■ **Task directions**
The listing below is the input. Say how many of its lines contain "JSON", giving the number alone.
##########
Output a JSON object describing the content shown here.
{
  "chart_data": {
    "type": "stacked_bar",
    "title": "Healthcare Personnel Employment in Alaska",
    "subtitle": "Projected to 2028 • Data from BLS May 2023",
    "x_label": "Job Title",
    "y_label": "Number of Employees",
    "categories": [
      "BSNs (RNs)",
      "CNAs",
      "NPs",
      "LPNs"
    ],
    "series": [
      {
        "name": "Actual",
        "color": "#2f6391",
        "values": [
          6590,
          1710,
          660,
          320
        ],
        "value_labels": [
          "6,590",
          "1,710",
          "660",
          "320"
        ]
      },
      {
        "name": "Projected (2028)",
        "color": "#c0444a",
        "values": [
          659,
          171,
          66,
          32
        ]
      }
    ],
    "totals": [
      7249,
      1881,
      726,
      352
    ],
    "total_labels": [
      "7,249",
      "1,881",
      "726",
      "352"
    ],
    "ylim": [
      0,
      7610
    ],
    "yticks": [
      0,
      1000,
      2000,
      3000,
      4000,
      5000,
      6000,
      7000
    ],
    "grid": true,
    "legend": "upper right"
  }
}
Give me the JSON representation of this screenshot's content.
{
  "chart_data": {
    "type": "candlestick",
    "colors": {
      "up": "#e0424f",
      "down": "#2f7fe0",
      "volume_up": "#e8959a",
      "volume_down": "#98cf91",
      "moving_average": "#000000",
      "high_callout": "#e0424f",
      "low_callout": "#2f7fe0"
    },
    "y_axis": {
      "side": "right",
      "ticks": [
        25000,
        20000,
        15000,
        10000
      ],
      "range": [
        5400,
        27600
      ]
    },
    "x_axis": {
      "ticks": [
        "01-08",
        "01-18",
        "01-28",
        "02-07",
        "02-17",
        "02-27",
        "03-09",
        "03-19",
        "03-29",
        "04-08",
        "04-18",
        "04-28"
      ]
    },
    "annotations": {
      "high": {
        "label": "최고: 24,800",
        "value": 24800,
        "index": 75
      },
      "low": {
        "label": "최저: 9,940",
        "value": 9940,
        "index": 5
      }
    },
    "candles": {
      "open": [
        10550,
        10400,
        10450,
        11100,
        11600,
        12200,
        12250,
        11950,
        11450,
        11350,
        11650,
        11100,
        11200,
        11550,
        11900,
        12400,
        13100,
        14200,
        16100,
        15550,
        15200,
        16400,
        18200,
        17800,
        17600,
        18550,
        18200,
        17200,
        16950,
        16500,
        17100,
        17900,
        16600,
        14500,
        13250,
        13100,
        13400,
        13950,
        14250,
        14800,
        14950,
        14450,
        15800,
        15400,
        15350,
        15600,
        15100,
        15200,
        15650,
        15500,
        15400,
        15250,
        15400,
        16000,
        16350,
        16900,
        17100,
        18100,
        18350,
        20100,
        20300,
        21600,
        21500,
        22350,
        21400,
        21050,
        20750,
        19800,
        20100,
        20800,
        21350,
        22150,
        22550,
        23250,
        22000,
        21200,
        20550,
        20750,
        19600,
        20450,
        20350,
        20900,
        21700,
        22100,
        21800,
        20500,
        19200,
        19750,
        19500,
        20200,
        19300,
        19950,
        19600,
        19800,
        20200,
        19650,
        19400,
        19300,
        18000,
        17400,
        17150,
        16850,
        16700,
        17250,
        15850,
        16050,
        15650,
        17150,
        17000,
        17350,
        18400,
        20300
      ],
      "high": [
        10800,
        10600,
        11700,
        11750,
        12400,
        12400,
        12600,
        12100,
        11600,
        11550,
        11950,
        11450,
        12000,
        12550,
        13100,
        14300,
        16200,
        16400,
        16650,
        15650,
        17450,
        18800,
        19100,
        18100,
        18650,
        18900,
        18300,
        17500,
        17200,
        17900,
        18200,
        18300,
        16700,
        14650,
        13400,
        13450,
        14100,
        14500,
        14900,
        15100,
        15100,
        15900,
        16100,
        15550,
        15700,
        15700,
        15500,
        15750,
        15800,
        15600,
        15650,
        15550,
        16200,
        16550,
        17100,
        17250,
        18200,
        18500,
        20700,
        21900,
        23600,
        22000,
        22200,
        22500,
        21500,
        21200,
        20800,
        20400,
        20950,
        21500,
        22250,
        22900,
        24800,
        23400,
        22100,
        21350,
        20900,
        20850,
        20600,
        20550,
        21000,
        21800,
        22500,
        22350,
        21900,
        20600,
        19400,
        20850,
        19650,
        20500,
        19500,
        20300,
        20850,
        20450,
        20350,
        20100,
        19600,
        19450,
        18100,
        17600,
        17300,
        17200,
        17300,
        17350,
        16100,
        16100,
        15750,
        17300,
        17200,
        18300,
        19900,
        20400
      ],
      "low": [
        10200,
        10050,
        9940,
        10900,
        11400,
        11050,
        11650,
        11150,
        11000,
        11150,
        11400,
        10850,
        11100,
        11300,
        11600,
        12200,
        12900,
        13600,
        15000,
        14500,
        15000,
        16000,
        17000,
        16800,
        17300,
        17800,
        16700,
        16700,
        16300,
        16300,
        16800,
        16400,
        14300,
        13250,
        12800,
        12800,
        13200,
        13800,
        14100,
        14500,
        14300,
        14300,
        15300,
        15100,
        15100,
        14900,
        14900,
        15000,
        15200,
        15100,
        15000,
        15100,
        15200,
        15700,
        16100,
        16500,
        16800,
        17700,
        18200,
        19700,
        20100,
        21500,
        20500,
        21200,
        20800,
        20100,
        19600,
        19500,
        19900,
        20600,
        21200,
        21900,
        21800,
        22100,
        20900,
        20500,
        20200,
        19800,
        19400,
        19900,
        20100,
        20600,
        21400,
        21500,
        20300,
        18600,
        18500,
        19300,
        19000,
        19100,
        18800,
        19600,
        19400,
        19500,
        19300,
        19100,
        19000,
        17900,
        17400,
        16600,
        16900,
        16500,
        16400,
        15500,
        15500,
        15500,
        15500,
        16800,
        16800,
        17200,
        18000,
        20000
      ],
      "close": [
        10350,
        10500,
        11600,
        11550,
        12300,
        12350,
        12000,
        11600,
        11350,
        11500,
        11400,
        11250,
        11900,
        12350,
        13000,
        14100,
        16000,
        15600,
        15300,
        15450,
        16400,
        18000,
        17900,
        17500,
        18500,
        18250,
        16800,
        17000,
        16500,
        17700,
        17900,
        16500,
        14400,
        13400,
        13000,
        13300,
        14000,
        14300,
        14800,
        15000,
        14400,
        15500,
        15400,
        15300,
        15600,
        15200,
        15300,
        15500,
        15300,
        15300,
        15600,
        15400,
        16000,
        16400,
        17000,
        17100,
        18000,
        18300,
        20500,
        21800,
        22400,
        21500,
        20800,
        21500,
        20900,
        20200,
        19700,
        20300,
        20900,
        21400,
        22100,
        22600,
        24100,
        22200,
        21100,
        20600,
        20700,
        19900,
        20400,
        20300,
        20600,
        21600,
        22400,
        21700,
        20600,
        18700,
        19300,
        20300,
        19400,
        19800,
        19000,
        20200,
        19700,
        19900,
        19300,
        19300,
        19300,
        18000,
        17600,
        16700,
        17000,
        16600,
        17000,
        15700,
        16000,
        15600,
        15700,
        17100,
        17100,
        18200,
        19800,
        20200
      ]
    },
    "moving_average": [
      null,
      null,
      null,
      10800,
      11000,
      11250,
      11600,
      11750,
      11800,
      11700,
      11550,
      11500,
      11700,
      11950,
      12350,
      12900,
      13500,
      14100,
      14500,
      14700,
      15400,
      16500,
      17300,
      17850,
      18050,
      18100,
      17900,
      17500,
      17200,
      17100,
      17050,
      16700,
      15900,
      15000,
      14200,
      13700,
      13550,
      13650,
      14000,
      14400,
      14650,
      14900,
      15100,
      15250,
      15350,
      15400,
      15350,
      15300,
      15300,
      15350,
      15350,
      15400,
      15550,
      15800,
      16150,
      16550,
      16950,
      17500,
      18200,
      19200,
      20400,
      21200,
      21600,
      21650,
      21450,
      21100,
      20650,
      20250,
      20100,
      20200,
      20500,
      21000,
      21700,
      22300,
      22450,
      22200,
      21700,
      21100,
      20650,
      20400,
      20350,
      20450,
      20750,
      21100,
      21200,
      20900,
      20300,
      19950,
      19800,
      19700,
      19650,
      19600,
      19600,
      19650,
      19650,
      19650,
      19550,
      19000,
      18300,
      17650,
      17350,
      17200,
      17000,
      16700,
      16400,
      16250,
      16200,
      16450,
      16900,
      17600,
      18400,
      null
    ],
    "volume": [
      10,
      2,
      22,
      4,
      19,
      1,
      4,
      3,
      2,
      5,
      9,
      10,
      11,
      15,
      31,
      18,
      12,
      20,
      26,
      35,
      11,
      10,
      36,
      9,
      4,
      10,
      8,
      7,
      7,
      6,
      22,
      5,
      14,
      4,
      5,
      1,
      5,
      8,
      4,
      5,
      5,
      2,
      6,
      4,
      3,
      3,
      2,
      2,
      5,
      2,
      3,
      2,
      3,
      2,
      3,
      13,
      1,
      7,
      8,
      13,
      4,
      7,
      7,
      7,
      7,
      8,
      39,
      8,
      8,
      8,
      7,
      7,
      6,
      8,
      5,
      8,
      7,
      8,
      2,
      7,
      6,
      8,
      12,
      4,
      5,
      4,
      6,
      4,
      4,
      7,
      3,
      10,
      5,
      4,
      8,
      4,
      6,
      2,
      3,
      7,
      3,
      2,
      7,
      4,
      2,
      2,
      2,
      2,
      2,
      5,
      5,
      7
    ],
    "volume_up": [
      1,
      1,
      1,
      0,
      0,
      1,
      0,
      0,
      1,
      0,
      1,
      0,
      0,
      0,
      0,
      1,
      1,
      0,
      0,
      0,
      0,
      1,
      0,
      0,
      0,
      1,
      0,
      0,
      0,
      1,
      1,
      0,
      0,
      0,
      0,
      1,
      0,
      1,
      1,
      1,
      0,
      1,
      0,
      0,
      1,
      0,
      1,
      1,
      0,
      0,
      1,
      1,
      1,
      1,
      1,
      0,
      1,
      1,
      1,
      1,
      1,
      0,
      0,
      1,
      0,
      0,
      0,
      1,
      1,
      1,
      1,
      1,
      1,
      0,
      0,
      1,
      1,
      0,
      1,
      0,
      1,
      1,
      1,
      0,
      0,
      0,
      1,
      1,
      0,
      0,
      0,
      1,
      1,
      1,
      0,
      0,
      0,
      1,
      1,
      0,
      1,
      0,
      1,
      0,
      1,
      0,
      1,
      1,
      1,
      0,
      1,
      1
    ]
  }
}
##########
■ **Written answer**
2